--- Exercise aim ---
Leave out any picture and return the remaining listing below exactly as given.
— Start Dataset —
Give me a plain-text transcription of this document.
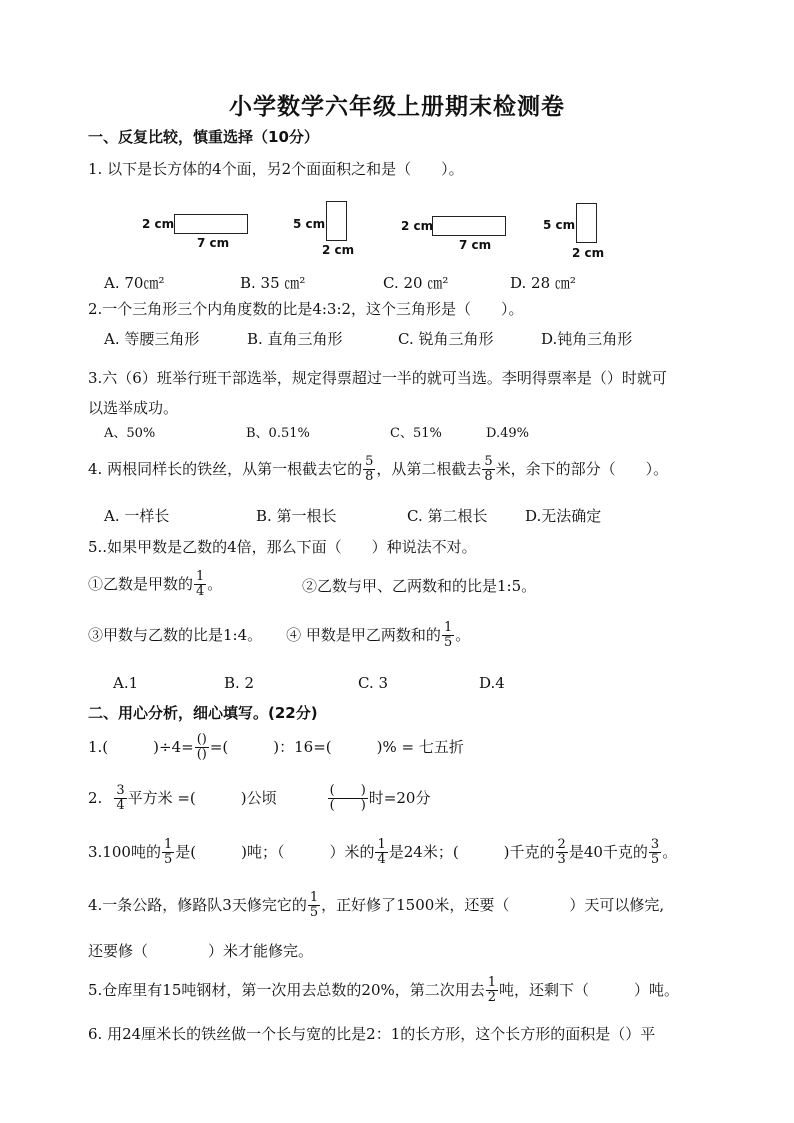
小学数学六年级上册期末检测卷
一、反复比较，慎重选择（10分）
1. 以下是长方体的4个面，另2个面面积之和是（　　）。
2 cm
7 cm
5 cm
2 cm
2 cm
7 cm
5 cm
2 cm
A. 70㎝²	B. 35 ㎝²	C. 20 ㎝²	D. 28 ㎝²
2.一个三角形三个内角度数的比是4:3:2，这个三角形是（　　）。
A. 等腰三角形	B. 直角三角形	C. 锐角三角形	D.钝角三角形
3.六（6）班举行班干部选举，规定得票超过一半的就可当选。李明得票率是（）时就可
以选举成功。
A、50%	B、0.51%	C、51%	D.49%
4. 两根同样长的铁丝，从第一根截去它的 $\frac{5}{8}$ ，从第二根截去 $\frac{5}{8}$ 米，余下的部分（　　）。
A. 一样长	B. 第一根长	C. 第二根长	D.无法确定
5..如果甲数是乙数的4倍，那么下面（　　）种说法不对。
①乙数是甲数的 $\frac{1}{4}$ 。	②乙数与甲、乙两数和的比是1:5。
③甲数与乙数的比是1:4。 ④ 甲数是甲乙两数和的 $\frac{1}{5}$ 。
A.1	B. 2	C. 3	D.4
二、用心分析，细心填写。(22分)
1.(　　　)$\div 4= \frac{()}{()}$ =(　　　)：16=(　　　)% = 七五折
2. $\frac{3}{4}$ 平方米 =(　　　)公顷	$\frac{( )}{( )}$ 时=20分
3.100吨的 $\frac{1}{5}$ 是(　　　)吨；（　　　）米的 $\frac{1}{4}$ 是24米；(　　　)千克的 $\frac{2}{3}$ 是40千克的 $\frac{3}{5}$ 。
4.一条公路，修路队3天修完它的 $\frac{1}{5}$ ，正好修了1500米，还要（　　　　）天可以修完,
还要修（　　　　）米才能修完。
5.仓库里有15吨钢材，第一次用去总数的20%，第二次用去 $\frac{1}{2}$ 吨，还剩下（　　　）吨。
6. 用24厘米长的铁丝做一个长与宽的比是2：1的长方形，这个长方形的面积是（）平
— End Dataset —
--- Result of the task ---
Give me a plain-text transcription of this document.
小学数学六年级上册期末检测卷
一、反复比较，慎重选择（10分）
1. 以下是长方体的4个面，另2个面面积之和是（　　）。
2 cm
7 cm
5 cm
2 cm
2 cm
7 cm
5 cm
2 cm
A. 70㎝²	B. 35 ㎝²	C. 20 ㎝²	D. 28 ㎝²
2.一个三角形三个内角度数的比是4:3:2，这个三角形是（　　）。
A. 等腰三角形	B. 直角三角形	C. 锐角三角形	D.钝角三角形
3.六（6）班举行班干部选举，规定得票超过一半的就可当选。李明得票率是（）时就可
以选举成功。
A、50%	B、0.51%	C、51%	D.49%
4. 两根同样长的铁丝，从第一根截去它的 $\frac{5}{8}$ ，从第二根截去 $\frac{5}{8}$ 米，余下的部分（　　）。
A. 一样长	B. 第一根长	C. 第二根长	D.无法确定
5..如果甲数是乙数的4倍，那么下面（　　）种说法不对。
①乙数是甲数的 $\frac{1}{4}$ 。	②乙数与甲、乙两数和的比是1:5。
③甲数与乙数的比是1:4。 ④ 甲数是甲乙两数和的 $\frac{1}{5}$ 。
A.1	B. 2	C. 3	D.4
二、用心分析，细心填写。(22分)
1.(　　　)$\div 4= \frac{()}{()}$ =(　　　)：16=(　　　)% = 七五折
2. $\frac{3}{4}$ 平方米 =(　　　)公顷	$\frac{( )}{( )}$ 时=20分
3.100吨的 $\frac{1}{5}$ 是(　　　)吨；（　　　）米的 $\frac{1}{4}$ 是24米；(　　　)千克的 $\frac{2}{3}$ 是40千克的 $\frac{3}{5}$ 。
4.一条公路，修路队3天修完它的 $\frac{1}{5}$ ，正好修了1500米，还要（　　　　）天可以修完,
还要修（　　　　）米才能修完。
5.仓库里有15吨钢材，第一次用去总数的20%，第二次用去 $\frac{1}{2}$ 吨，还剩下（　　　）吨。
6. 用24厘米长的铁丝做一个长与宽的比是2：1的长方形，这个长方形的面积是（）平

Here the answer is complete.